§ **Your objective**:
Reply with one number only, the count of lines holding the string "name".

### Material for the task

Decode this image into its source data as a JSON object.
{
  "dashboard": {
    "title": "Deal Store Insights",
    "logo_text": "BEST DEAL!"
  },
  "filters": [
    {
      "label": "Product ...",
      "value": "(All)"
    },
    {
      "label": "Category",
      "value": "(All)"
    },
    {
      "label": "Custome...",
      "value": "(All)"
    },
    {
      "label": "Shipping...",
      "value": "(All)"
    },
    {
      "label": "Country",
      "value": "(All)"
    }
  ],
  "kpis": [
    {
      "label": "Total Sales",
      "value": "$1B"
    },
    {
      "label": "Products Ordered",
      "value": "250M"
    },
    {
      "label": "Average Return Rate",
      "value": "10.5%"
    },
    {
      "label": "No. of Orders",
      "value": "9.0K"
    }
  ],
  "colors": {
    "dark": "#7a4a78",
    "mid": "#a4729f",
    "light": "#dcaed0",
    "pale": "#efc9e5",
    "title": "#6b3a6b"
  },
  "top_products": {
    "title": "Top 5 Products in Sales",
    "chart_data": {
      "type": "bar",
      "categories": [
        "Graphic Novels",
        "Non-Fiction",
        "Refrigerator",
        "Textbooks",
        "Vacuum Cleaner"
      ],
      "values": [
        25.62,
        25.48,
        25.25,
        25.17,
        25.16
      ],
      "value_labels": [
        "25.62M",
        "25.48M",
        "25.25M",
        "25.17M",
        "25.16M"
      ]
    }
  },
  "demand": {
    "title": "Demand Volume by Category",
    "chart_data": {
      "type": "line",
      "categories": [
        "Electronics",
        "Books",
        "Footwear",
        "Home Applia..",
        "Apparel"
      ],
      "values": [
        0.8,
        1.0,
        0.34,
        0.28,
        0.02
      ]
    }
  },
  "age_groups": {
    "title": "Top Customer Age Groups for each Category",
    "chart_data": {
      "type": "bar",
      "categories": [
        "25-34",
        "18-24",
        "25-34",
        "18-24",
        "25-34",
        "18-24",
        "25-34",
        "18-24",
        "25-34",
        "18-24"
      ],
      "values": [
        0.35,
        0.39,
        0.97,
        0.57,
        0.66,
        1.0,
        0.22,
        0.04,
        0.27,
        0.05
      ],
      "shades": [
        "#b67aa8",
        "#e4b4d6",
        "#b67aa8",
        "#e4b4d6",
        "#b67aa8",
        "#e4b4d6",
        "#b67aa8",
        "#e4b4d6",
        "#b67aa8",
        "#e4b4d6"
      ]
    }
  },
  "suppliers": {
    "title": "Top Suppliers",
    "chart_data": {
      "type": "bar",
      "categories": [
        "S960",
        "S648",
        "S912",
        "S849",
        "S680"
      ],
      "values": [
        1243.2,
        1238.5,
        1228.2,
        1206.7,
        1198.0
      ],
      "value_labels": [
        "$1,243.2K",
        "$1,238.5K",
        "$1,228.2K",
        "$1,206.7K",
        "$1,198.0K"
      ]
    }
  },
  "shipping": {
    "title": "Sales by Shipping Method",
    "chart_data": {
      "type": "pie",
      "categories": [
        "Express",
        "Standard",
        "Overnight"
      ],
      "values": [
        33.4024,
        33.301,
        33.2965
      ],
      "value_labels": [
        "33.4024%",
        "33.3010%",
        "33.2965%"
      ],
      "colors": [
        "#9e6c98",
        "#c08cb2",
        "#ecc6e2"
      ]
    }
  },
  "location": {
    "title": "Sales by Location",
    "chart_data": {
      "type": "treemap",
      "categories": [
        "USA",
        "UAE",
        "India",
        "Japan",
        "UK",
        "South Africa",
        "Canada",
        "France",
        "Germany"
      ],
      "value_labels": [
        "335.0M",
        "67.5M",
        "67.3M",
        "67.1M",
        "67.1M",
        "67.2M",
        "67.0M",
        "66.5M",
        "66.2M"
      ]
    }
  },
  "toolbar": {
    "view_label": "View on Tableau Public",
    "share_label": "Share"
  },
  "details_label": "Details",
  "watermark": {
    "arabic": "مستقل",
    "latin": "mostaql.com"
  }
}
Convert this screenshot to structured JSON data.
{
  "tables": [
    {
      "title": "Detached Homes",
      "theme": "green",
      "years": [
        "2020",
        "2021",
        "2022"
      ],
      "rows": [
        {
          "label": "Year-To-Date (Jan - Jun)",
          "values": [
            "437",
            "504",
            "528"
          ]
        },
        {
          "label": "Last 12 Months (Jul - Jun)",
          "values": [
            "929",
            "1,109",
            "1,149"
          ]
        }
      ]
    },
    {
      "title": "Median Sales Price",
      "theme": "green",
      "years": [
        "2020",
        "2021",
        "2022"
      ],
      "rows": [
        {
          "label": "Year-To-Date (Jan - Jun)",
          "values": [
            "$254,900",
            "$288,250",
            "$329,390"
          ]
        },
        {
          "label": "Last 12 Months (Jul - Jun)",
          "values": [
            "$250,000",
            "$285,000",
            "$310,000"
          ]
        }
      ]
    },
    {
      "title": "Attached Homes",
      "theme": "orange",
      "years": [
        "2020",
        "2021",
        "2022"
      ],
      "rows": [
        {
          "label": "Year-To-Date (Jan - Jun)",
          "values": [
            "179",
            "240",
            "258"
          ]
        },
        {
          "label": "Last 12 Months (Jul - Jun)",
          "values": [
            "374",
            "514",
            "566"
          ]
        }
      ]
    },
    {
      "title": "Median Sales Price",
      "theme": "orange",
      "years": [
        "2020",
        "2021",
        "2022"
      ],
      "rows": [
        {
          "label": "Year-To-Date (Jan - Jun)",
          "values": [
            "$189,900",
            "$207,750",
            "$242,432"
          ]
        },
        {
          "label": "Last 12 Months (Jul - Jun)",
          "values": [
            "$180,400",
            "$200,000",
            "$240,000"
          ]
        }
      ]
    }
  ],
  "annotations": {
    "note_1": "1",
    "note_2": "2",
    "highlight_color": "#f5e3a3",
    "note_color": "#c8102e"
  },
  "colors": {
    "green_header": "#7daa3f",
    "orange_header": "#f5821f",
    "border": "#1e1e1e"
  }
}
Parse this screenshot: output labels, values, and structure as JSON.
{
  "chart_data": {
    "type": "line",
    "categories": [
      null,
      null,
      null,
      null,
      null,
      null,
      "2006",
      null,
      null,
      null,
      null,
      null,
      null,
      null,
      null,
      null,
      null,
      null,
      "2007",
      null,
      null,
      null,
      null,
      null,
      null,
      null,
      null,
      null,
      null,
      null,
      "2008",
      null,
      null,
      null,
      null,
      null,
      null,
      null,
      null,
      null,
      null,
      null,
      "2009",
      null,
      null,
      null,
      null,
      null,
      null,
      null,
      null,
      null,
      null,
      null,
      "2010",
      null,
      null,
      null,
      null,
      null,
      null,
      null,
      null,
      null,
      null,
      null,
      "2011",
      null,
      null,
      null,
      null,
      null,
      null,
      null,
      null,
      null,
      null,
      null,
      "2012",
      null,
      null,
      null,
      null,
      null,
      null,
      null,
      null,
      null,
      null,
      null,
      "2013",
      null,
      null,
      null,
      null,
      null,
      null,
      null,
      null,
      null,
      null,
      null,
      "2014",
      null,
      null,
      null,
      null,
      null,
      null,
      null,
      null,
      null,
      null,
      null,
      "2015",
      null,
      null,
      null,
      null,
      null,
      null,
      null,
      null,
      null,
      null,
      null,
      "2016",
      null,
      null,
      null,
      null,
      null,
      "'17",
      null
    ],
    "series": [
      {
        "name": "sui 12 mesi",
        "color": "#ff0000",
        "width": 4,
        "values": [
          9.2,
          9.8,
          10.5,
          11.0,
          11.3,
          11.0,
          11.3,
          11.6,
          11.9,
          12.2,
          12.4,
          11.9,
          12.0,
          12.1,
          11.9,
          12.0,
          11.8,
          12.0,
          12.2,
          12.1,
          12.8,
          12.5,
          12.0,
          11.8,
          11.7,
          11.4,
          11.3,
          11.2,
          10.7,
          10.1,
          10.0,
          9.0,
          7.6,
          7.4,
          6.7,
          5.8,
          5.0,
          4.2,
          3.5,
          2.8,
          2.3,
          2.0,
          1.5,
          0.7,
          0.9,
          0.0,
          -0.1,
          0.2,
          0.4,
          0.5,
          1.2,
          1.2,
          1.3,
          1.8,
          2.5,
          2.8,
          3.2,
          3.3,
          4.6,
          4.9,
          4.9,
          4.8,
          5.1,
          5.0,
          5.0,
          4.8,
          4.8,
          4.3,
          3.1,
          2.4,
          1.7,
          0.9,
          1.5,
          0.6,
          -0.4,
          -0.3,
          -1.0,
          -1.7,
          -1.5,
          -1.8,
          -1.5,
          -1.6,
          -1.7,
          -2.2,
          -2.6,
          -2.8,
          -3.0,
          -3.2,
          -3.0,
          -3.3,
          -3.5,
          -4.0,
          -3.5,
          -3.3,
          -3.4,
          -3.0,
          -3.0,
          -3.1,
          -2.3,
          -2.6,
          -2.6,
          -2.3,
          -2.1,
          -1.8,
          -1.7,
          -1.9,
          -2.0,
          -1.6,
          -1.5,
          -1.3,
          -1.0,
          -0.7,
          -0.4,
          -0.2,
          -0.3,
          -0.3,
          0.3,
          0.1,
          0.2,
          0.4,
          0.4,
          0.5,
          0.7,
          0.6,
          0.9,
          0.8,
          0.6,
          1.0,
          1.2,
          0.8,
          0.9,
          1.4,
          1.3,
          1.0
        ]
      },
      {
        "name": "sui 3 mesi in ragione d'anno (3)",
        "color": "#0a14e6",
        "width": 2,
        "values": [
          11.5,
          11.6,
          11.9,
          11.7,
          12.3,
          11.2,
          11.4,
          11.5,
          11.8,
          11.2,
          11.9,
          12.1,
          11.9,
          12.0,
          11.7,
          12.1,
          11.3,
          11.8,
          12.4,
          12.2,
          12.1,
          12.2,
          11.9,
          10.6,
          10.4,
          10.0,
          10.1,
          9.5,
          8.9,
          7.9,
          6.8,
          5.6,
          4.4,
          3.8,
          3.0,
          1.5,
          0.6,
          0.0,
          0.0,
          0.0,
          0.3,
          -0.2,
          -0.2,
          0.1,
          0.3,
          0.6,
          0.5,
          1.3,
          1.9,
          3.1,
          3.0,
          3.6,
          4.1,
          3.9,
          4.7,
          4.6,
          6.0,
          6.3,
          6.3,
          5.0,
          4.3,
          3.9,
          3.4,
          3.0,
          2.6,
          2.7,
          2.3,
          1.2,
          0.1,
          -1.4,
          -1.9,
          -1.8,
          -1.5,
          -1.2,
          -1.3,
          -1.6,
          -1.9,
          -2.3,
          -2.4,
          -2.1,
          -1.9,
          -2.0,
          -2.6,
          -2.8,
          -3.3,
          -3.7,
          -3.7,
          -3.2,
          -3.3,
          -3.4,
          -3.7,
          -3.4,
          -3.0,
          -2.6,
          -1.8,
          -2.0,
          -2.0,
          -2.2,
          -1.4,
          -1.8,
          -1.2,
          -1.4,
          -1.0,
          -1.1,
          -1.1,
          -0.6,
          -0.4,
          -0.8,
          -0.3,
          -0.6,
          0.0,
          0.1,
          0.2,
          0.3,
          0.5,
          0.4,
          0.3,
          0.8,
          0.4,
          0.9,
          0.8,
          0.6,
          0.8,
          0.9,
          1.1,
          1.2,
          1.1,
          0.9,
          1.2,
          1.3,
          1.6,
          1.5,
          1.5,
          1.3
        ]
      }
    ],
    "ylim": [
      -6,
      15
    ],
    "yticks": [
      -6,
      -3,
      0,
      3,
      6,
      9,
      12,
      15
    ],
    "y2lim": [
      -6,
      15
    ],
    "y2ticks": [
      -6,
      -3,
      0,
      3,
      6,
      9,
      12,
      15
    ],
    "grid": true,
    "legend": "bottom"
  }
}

######

§ **Solution to this problem**:
2